**Exercise objective:** Omit every picture while repeating the entries exactly.

**Input records:**
+-------+

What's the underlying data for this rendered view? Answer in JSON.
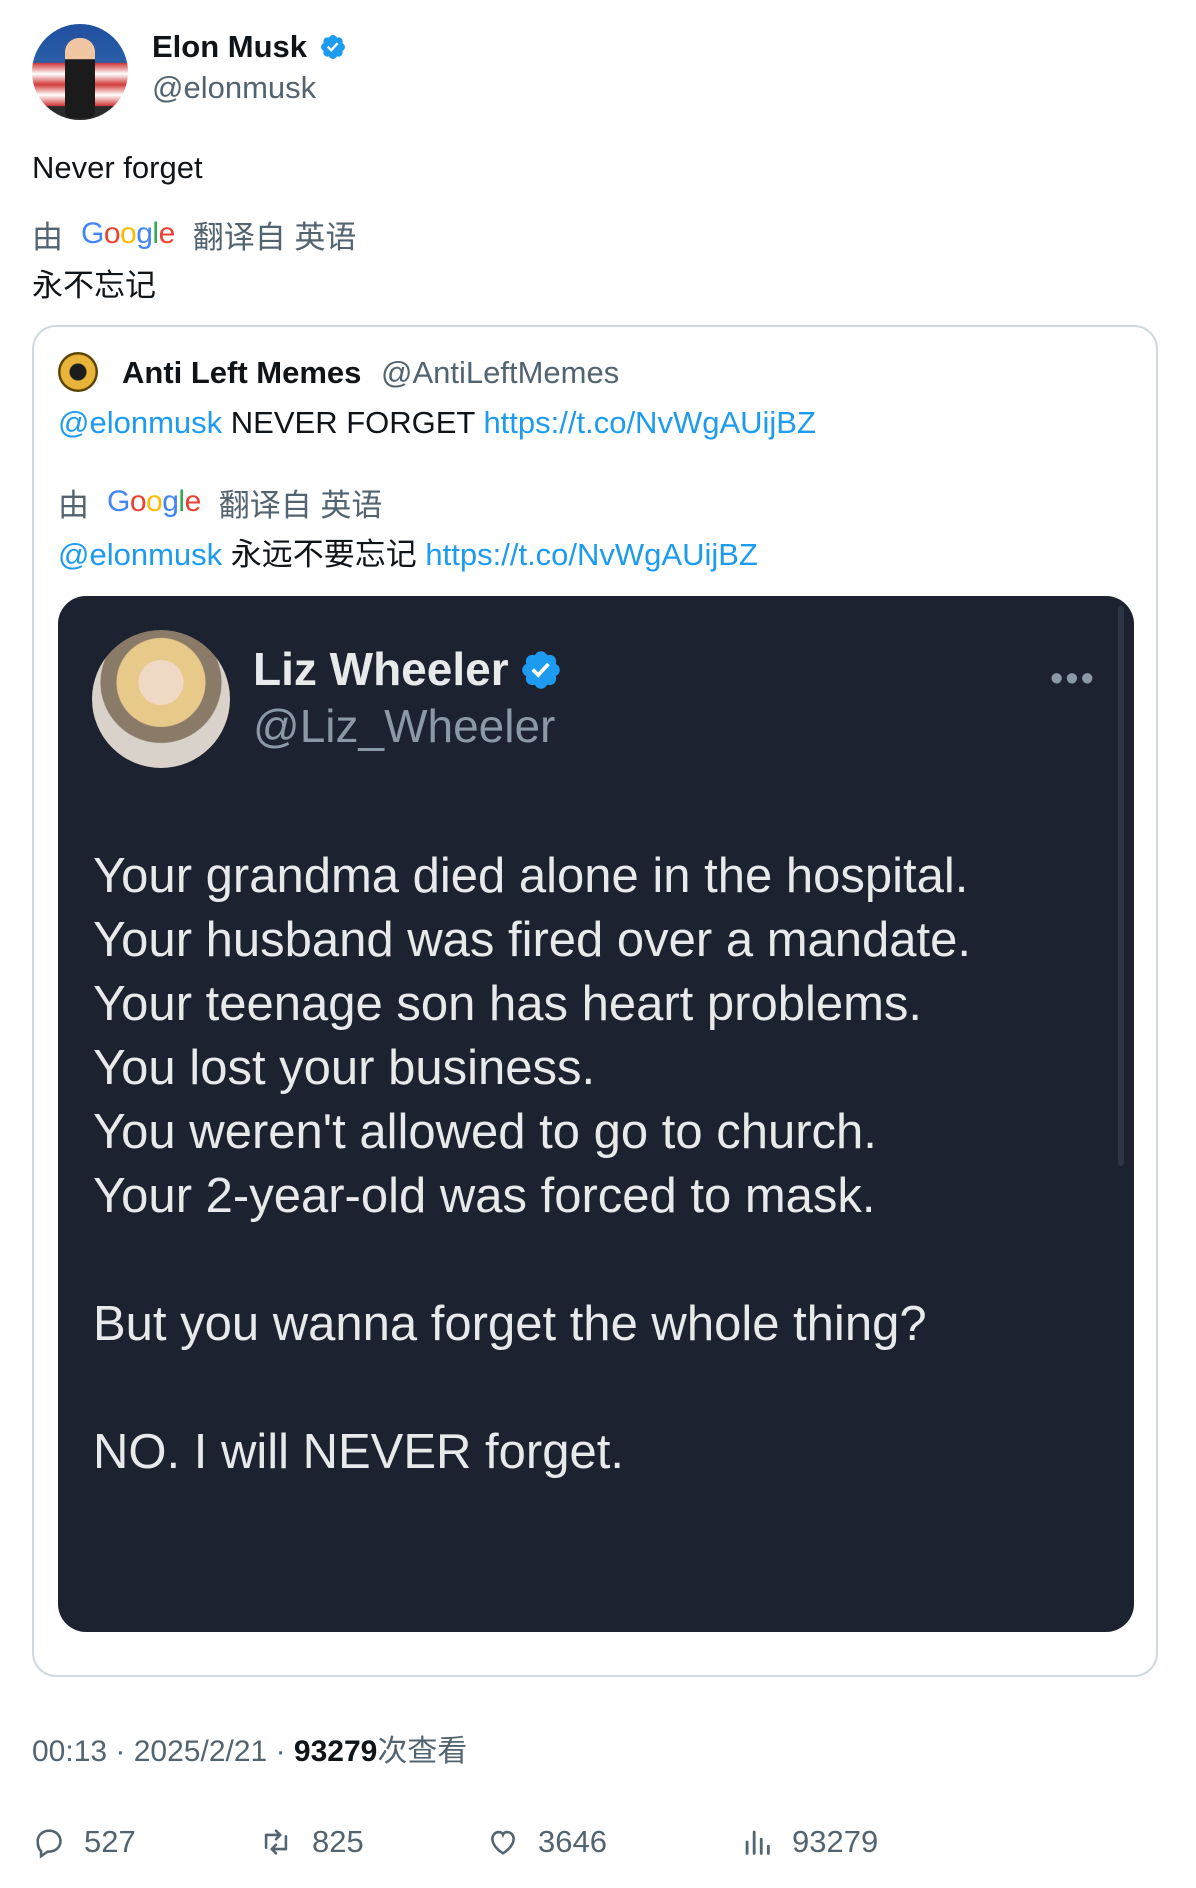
{
  "author": {
    "display_name": "Elon Musk",
    "handle": "@elonmusk",
    "verified": true
  },
  "tweet": {
    "text": "Never forget",
    "translation_prefix": "由",
    "translation_brand": "Google",
    "translation_suffix": "翻译自 英语",
    "translated_text": "永不忘记"
  },
  "quote": {
    "display_name": "Anti Left Memes",
    "handle": "@AntiLeftMemes",
    "mention": "@elonmusk",
    "text": "NEVER FORGET",
    "link": "https://t.co/NvWgAUijBZ",
    "translation_prefix": "由",
    "translation_brand": "Google",
    "translation_suffix": "翻译自 英语",
    "translated_mention": "@elonmusk",
    "translated_text": "永远不要忘记",
    "translated_link": "https://t.co/NvWgAUijBZ",
    "image": {
      "display_name": "Liz Wheeler",
      "handle": "@Liz_Wheeler",
      "more": "•••",
      "lines": [
        "Your grandma died alone in the hospital.",
        "Your husband was fired over a mandate.",
        "Your teenage son has heart problems.",
        "You lost your business.",
        "You weren't allowed to go to church.",
        "Your 2-year-old was forced to mask.",
        "But you wanna forget the whole thing?",
        "NO. I will NEVER forget."
      ]
    }
  },
  "meta": {
    "time": "00:13",
    "date": "2025/2/21",
    "views": "93279",
    "views_suffix": "次查看"
  },
  "actions": {
    "replies": "527",
    "retweets": "825",
    "likes": "3646",
    "views": "93279"
  },
  "colors": {
    "link": "#1d9bf0",
    "verified": "#1d9bf0",
    "muted": "#536471",
    "image_bg": "#1c2230"
  }
}
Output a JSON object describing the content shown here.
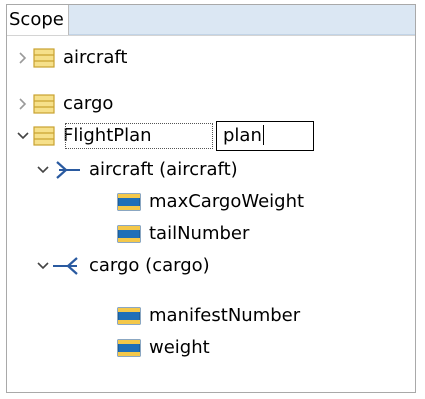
{
  "header": {
    "scope_label": "Scope"
  },
  "tree": {
    "aircraft_label": "aircraft",
    "cargo_label": "cargo",
    "flightplan_label": "FlightPlan",
    "flightplan_edit_value": "plan",
    "ref_aircraft_label": "aircraft (aircraft)",
    "max_cargo_weight_label": "maxCargoWeight",
    "tail_number_label": "tailNumber",
    "ref_cargo_label": "cargo (cargo)",
    "manifest_number_label": "manifestNumber",
    "weight_label": "weight"
  },
  "icons": {
    "collapsed": "chevron-right-icon",
    "expanded": "chevron-down-icon",
    "class": "class-icon",
    "attribute": "attribute-icon",
    "outgoing_reference": "outgoing-reference-icon",
    "incoming_reference": "incoming-reference-icon"
  },
  "colors": {
    "class_fill": "#f6e08a",
    "class_border": "#c9a230",
    "attr_fill": "#1f6fb8",
    "attr_bar": "#f4c84a",
    "header_filler": "#dbe7f3"
  }
}
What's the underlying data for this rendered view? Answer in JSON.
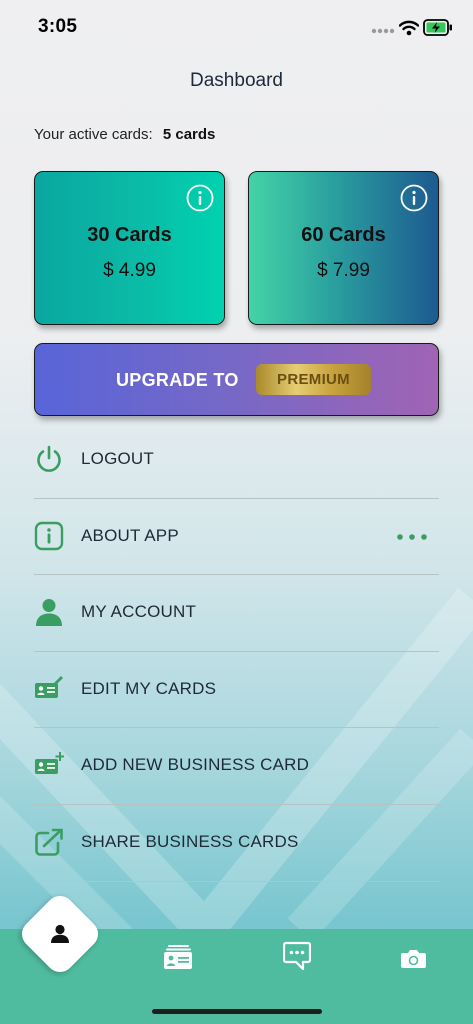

+-------+

**Task output:**
What's the underlying data for this rendered view? Answer in JSON.
{
  "author": {
    "display_name": "Elon Musk",
    "handle": "@elonmusk",
    "verified": true
  },
  "tweet": {
    "text": "Never forget",
    "translation_prefix": "由",
    "translation_brand": "Google",
    "translation_suffix": "翻译自 英语",
    "translated_text": "永不忘记"
  },
  "quote": {
    "display_name": "Anti Left Memes",
    "handle": "@AntiLeftMemes",
    "mention": "@elonmusk",
    "text": "NEVER FORGET",
    "link": "https://t.co/NvWgAUijBZ",
    "translation_prefix": "由",
    "translation_brand": "Google",
    "translation_suffix": "翻译自 英语",
    "translated_mention": "@elonmusk",
    "translated_text": "永远不要忘记",
    "translated_link": "https://t.co/NvWgAUijBZ",
    "image": {
      "display_name": "Liz Wheeler",
      "handle": "@Liz_Wheeler",
      "more": "•••",
      "lines": [
        "Your grandma died alone in the hospital.",
        "Your husband was fired over a mandate.",
        "Your teenage son has heart problems.",
        "You lost your business.",
        "You weren't allowed to go to church.",
        "Your 2-year-old was forced to mask.",
        "But you wanna forget the whole thing?",
        "NO. I will NEVER forget."
      ]
    }
  },
  "meta": {
    "time": "00:13",
    "date": "2025/2/21",
    "views": "93279",
    "views_suffix": "次查看"
  },
  "actions": {
    "replies": "527",
    "retweets": "825",
    "likes": "3646",
    "views": "93279"
  },
  "colors": {
    "link": "#1d9bf0",
    "verified": "#1d9bf0",
    "muted": "#536471",
    "image_bg": "#1c2230"
  }
}
Output a JSON object describing the content shown here.
{
  "header": {
    "scope_label": "Scope"
  },
  "tree": {
    "aircraft_label": "aircraft",
    "cargo_label": "cargo",
    "flightplan_label": "FlightPlan",
    "flightplan_edit_value": "plan",
    "ref_aircraft_label": "aircraft (aircraft)",
    "max_cargo_weight_label": "maxCargoWeight",
    "tail_number_label": "tailNumber",
    "ref_cargo_label": "cargo (cargo)",
    "manifest_number_label": "manifestNumber",
    "weight_label": "weight"
  },
  "icons": {
    "collapsed": "chevron-right-icon",
    "expanded": "chevron-down-icon",
    "class": "class-icon",
    "attribute": "attribute-icon",
    "outgoing_reference": "outgoing-reference-icon",
    "incoming_reference": "incoming-reference-icon"
  },
  "colors": {
    "class_fill": "#f6e08a",
    "class_border": "#c9a230",
    "attr_fill": "#1f6fb8",
    "attr_bar": "#f4c84a",
    "header_filler": "#dbe7f3"
  }
}
What's the underlying data for this rendered view? Answer in JSON.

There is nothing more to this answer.